## SUPPLIED TEXT
⁂
R/bage_mod-constructors.R
In bage: Bayesian Estimation and Forecasting of Age-Specific Rates

Documented in mod_binom mod_norm mod_pois

## HAS_TESTS
#' Specify a Poisson Model
#'
#' Specify a model where the outcome is drawn from a Poisson distribution.
#'
#' The model is hierarchical. The rates in the Poisson distribution
#' are described by a prior model formed from dimensions such
#' as age, sex, and time. The terms for these dimension themselves
#' have models, as described in [priors]. These priors all have defaults,
#' which depend on the type of term (eg an intercept, an age main effect,
#' or an age-time interaction.)
#'
#' @section Mathematical details:
#'
#' The likelihood is
#' 
#' \deqn{y_i \sim \text{Poisson}(\gamma_i w_i)}
#'
#' where
#'
#' - subscript \eqn{i} identifies some combination of
#'   classifying variables, such as age, sex, and time;
#' - \eqn{y_i} is an outcome, such as deaths;
#' - \eqn{\gamma_i} is rates; and
#' - \eqn{w_i} is exposure.
#'
#' In some applications, there is no obvious population at risk.
#' In these cases, exposure \eqn{w_i} can be set to 1
#' for all \eqn{i}.
#'
#' The rates \eqn{\gamma_i} are assumed to be drawn 
#' a gamma distribution
#'
#' \deqn{y_i \sim \text{Gamma}(\xi^{-1}, (\xi \mu_i)^{-1})}
#'
#' where
#'
#' - \eqn{\mu_i} is the expected value for \eqn{\gamma_i}; and
#' - \eqn{\xi} governs dispersion (ie variance.)
⁂
## MATERIAL
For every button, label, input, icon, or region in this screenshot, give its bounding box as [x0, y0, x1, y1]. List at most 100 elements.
⁂
## WHAT NEEDS TO BE DONE
Please state what value exposure can be set to, according to the Poisson model documentation, when there is no obvious population at risk.

## OUTPUT FOR THIS EXERCISE
It can be set to 1 for all i.